_Problem to work on:_
Which lines have the string "this"? Copy all of them from the entries below.

Start of Information shown

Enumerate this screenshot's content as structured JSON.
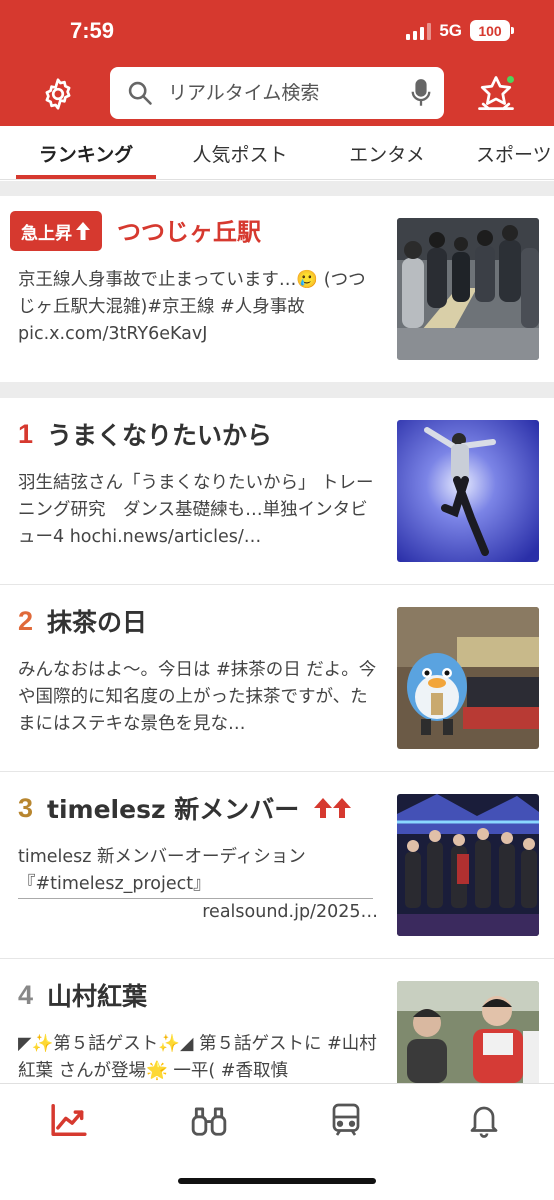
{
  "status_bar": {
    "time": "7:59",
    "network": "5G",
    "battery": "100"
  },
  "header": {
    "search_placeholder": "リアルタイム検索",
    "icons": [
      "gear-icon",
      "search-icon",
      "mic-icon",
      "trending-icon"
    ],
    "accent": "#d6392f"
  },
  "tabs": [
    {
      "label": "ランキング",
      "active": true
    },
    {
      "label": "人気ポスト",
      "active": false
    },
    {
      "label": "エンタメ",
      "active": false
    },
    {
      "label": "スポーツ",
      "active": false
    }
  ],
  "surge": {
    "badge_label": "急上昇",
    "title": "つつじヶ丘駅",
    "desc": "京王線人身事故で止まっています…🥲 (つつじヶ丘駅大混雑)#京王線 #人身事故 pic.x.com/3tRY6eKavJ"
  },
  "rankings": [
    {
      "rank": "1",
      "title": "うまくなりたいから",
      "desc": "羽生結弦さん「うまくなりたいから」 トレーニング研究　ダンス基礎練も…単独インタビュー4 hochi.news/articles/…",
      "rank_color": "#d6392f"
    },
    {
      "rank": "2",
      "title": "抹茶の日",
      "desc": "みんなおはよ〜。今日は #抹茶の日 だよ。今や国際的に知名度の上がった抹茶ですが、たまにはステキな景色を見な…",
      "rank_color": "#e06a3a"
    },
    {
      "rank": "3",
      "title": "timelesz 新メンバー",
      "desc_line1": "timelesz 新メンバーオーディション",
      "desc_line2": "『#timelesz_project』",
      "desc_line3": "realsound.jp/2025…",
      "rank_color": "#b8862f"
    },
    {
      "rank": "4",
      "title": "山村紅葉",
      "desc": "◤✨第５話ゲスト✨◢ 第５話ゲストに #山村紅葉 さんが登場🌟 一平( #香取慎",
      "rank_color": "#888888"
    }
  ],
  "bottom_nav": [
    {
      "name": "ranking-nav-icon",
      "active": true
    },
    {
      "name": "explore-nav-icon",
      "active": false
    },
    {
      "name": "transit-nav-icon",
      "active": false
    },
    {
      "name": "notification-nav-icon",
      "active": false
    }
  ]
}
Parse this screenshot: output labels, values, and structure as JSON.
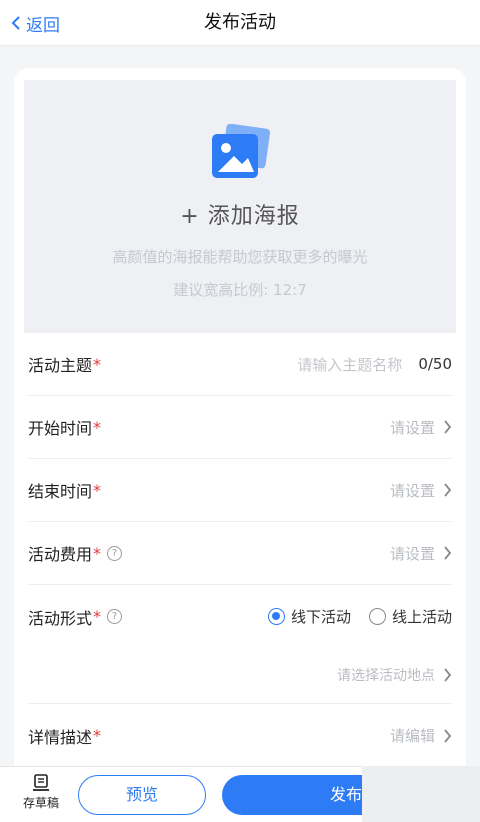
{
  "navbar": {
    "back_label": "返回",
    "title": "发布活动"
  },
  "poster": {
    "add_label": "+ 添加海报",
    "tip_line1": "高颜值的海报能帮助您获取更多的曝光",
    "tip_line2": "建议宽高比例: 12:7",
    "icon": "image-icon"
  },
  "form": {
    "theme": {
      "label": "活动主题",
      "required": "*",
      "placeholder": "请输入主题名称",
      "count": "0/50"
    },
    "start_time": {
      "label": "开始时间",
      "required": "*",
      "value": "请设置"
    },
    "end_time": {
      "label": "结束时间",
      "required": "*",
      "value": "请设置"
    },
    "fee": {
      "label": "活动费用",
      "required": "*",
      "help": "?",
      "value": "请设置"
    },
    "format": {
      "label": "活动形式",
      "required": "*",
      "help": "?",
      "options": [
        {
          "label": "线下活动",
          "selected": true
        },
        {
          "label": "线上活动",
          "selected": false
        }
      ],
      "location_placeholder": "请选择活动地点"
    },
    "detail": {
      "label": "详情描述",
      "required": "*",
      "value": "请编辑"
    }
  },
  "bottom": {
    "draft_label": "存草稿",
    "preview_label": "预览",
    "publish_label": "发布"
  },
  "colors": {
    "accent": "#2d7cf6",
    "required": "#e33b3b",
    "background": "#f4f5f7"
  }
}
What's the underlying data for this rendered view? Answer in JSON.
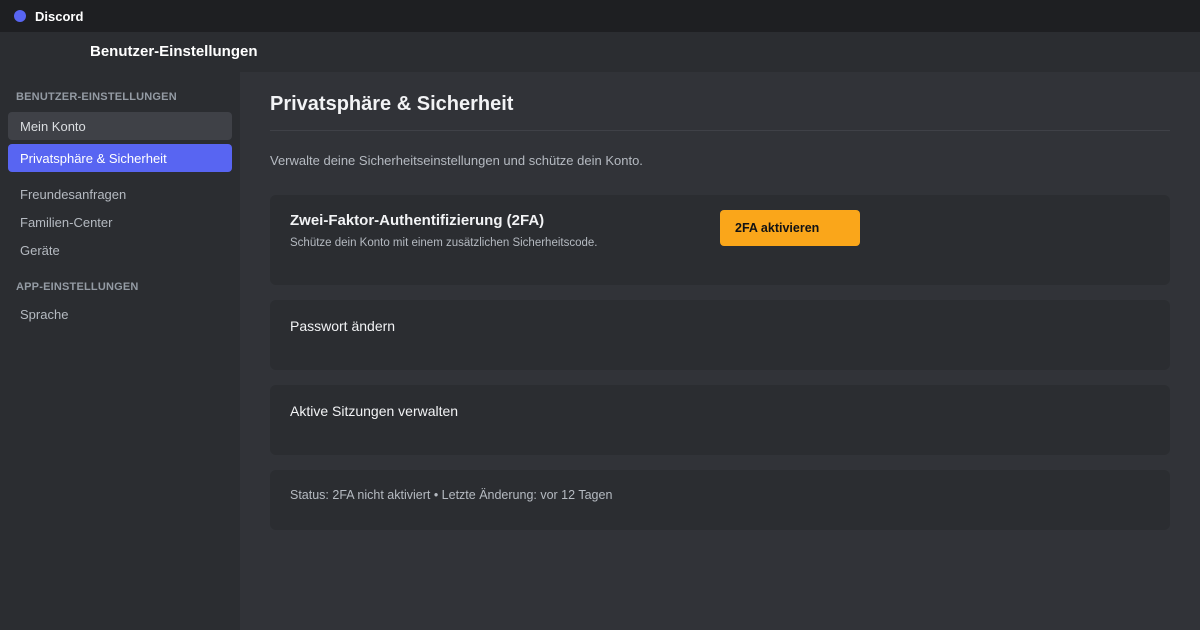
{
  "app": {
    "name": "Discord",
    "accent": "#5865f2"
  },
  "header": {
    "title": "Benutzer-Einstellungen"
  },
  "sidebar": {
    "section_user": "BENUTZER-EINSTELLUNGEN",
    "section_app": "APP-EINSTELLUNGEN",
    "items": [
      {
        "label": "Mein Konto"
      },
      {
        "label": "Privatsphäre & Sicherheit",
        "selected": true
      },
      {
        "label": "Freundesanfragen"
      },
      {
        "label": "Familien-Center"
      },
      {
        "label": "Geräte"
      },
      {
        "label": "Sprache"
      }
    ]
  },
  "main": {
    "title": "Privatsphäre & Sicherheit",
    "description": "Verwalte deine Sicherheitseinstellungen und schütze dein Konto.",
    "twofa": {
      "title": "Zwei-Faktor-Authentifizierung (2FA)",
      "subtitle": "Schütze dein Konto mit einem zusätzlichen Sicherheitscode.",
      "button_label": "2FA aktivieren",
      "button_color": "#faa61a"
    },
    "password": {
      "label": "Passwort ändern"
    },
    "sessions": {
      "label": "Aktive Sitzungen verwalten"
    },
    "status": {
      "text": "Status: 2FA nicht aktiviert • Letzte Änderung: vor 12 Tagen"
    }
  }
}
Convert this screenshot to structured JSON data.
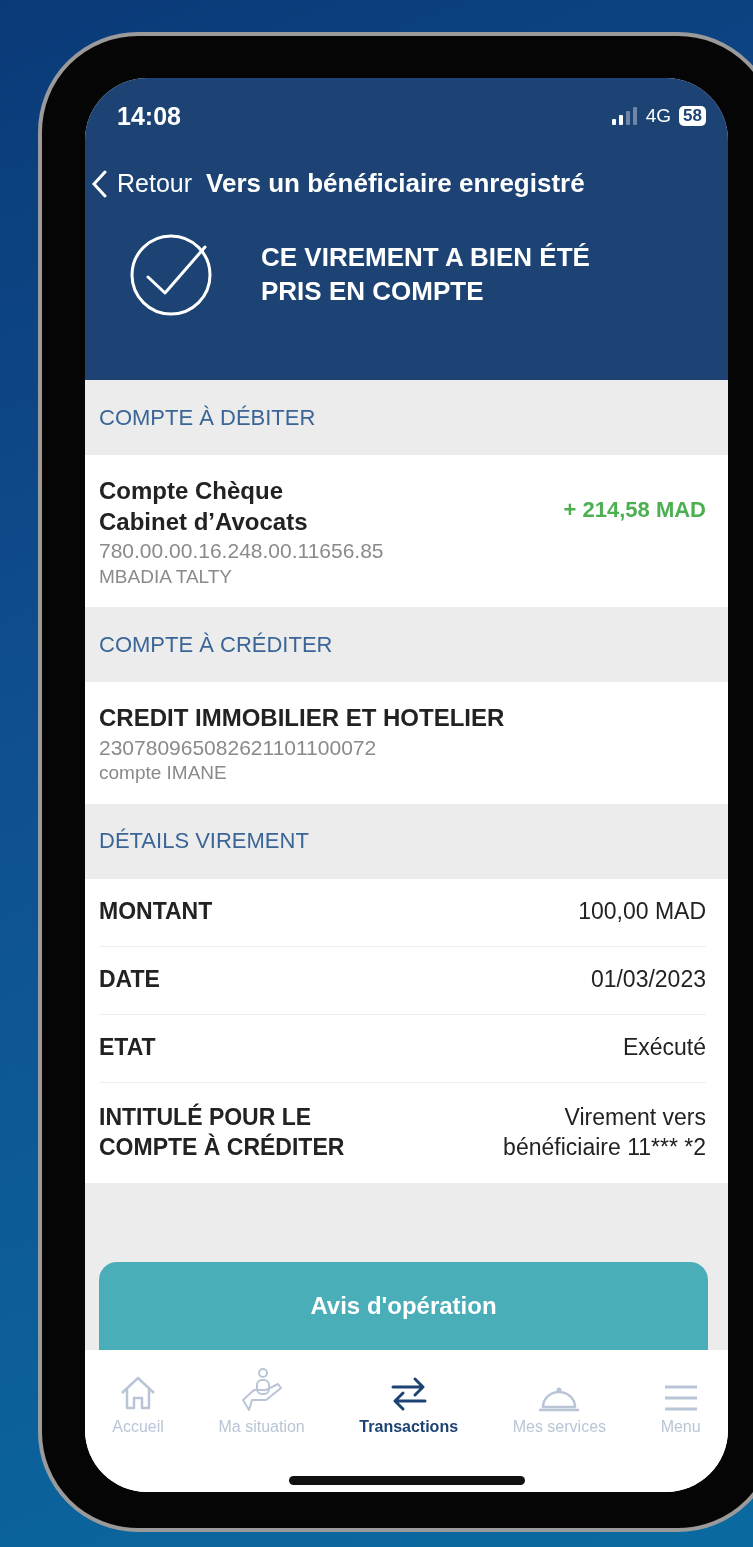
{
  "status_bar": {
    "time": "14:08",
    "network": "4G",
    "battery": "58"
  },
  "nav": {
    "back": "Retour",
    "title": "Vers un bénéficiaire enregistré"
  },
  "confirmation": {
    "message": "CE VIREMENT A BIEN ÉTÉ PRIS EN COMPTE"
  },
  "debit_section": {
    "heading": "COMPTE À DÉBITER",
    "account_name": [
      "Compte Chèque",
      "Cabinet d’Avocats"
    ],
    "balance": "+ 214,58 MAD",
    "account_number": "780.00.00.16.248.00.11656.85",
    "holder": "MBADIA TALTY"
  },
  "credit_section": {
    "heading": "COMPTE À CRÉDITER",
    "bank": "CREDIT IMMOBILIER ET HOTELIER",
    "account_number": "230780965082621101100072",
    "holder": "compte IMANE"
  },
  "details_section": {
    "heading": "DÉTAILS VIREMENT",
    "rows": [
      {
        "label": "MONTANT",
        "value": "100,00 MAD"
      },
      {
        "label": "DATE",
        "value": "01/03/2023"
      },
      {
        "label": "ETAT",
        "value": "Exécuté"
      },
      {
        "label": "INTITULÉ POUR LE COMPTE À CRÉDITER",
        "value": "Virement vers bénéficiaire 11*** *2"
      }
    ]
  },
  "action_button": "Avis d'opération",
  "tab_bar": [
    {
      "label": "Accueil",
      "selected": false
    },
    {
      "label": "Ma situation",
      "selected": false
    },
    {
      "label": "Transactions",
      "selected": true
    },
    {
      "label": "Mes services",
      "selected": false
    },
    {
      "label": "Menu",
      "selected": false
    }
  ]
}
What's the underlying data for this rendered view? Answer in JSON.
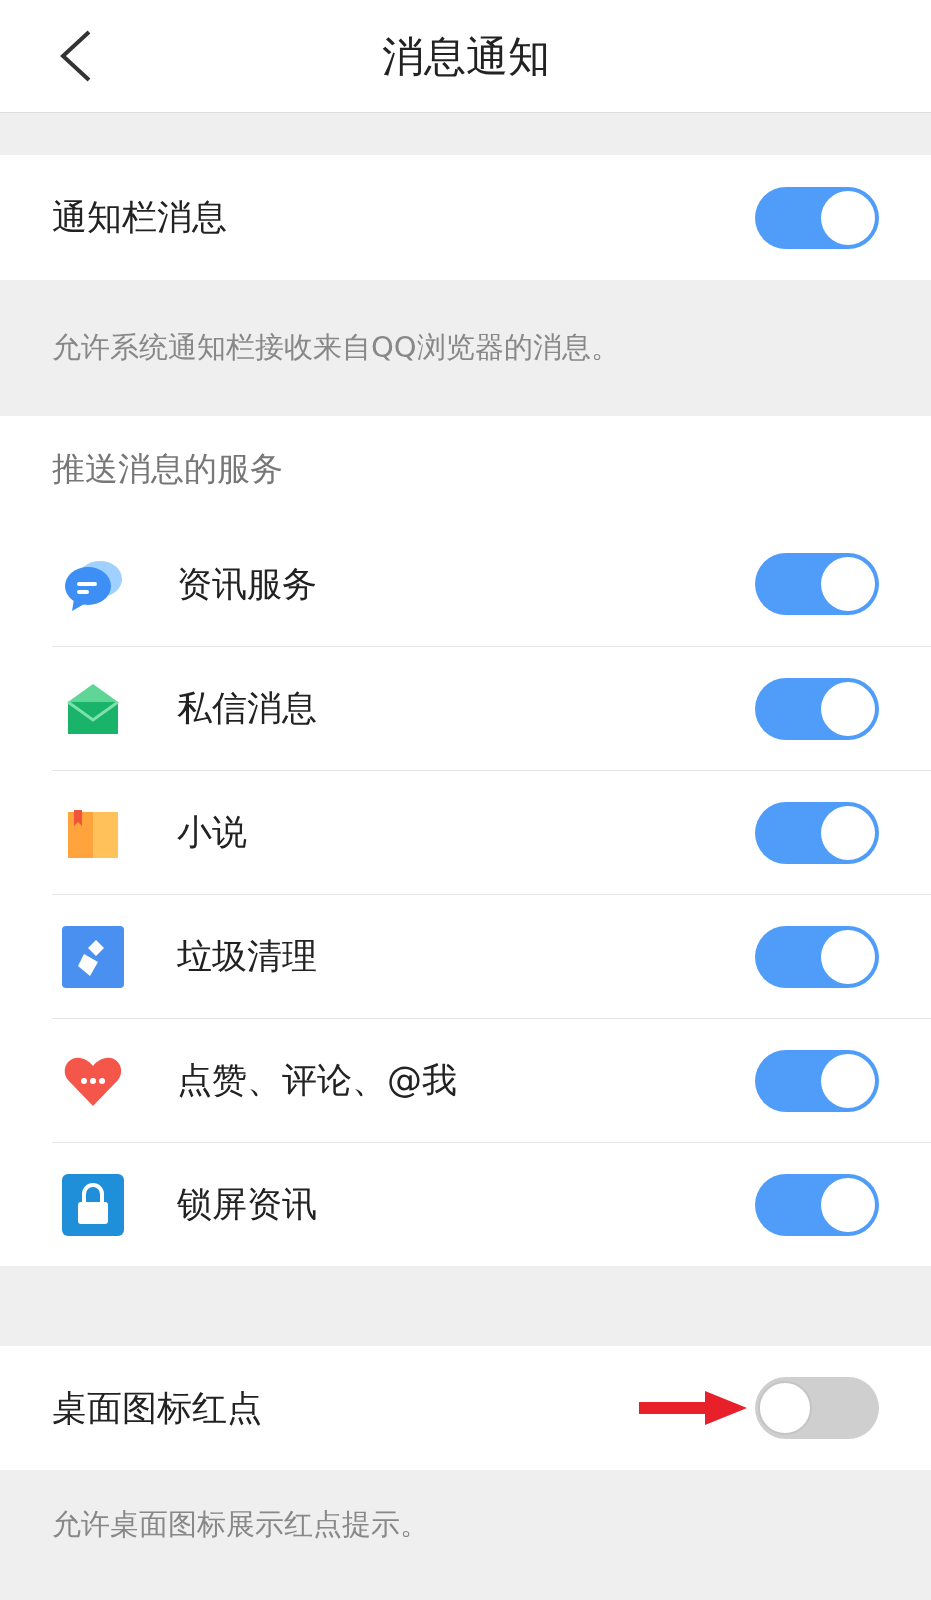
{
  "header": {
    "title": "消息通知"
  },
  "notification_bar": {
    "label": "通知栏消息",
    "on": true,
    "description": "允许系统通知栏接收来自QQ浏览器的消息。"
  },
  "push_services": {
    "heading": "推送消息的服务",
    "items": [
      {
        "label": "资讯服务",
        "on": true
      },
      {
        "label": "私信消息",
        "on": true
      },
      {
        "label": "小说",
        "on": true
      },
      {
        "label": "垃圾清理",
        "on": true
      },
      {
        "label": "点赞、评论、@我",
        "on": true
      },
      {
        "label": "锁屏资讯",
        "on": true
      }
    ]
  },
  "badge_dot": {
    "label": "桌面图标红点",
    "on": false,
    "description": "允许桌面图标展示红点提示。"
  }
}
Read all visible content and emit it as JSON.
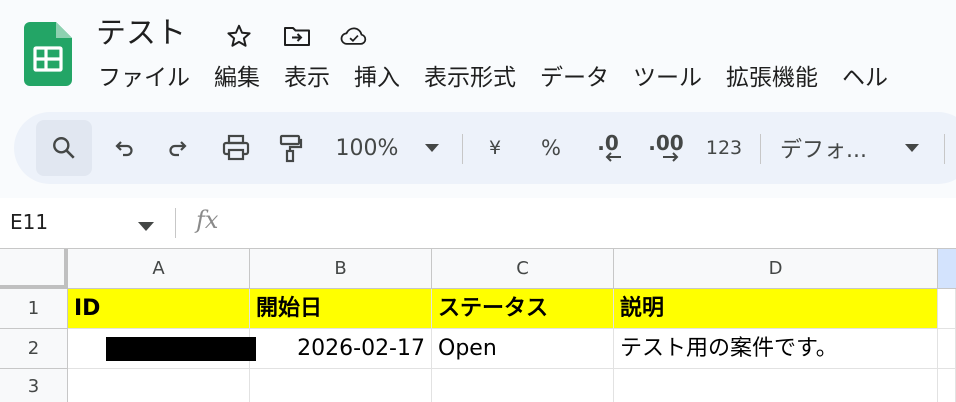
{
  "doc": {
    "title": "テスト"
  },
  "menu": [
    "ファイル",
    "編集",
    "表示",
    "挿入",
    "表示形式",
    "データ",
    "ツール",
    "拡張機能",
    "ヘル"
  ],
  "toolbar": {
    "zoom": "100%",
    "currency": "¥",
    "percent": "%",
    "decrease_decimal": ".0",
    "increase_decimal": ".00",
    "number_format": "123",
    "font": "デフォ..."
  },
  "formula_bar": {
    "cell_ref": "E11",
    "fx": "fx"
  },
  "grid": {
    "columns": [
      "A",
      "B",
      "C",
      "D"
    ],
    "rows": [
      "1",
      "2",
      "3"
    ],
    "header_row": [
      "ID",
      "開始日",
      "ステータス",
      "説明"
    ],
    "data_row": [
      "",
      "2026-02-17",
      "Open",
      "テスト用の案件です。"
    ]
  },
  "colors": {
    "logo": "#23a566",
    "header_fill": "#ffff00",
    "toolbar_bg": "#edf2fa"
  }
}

End of Information shown

_Task response:_
Enumerate this screenshot's content as structured JSON.
Parse this screenshot: output labels, values, and structure as JSON.
What's the underlying data for this rendered view? Answer in JSON.
Convert this screenshot to structured JSON data.
What's the underlying data for this rendered view? Answer in JSON.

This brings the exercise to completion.